[Figure record extracts]
# # # # # # #

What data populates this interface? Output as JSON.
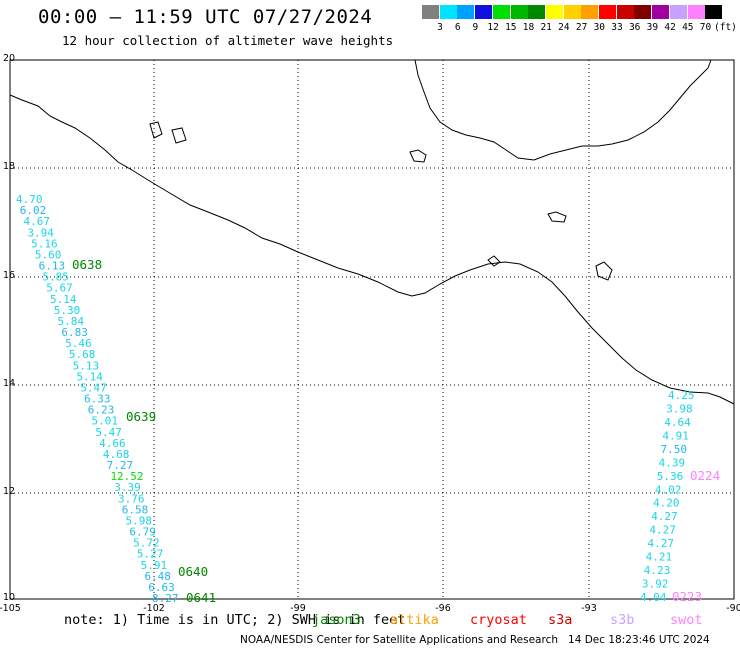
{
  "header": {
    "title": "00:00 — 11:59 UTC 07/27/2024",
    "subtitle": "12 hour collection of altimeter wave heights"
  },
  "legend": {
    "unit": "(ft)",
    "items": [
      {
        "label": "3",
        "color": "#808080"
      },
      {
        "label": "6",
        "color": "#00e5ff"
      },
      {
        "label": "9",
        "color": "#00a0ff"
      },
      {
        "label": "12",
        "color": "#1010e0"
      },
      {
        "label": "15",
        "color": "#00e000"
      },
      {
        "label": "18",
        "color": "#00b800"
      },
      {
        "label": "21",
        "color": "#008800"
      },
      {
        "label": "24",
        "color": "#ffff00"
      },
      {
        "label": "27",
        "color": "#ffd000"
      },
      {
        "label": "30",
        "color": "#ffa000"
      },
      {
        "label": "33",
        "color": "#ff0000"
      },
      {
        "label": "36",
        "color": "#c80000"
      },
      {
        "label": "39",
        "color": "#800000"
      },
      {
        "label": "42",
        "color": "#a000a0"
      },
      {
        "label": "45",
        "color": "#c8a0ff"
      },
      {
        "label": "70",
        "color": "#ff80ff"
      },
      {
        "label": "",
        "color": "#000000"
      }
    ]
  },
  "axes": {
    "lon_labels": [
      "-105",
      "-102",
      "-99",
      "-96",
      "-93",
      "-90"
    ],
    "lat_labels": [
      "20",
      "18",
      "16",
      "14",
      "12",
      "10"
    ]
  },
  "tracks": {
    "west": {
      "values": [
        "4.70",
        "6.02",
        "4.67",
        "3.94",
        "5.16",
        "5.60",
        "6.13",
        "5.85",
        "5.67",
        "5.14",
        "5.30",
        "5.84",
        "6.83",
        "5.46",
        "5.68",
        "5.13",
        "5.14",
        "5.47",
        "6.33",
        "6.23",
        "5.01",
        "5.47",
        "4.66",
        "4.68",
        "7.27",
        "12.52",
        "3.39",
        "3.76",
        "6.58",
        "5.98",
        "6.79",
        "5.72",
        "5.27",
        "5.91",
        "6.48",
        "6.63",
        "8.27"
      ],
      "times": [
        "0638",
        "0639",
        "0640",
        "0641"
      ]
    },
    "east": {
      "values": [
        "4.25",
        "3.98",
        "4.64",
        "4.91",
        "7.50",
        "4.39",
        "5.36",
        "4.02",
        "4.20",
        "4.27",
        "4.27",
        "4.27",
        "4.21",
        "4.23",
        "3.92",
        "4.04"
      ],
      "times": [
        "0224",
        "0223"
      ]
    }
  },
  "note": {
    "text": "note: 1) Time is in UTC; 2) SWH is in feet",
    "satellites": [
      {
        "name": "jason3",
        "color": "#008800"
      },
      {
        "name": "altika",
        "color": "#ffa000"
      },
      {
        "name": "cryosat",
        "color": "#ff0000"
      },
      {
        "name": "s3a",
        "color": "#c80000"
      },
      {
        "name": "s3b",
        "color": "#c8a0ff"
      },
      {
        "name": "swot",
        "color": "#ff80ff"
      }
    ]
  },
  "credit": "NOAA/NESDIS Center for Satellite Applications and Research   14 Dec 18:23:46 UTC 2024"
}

# # # # # # #

# [Task objective]
Single out each line of the records above with the string "note" in it, and copy it.

# [Solution below]
  "note": {
    "text": "note: 1) Time is in UTC; 2) SWH is in feet",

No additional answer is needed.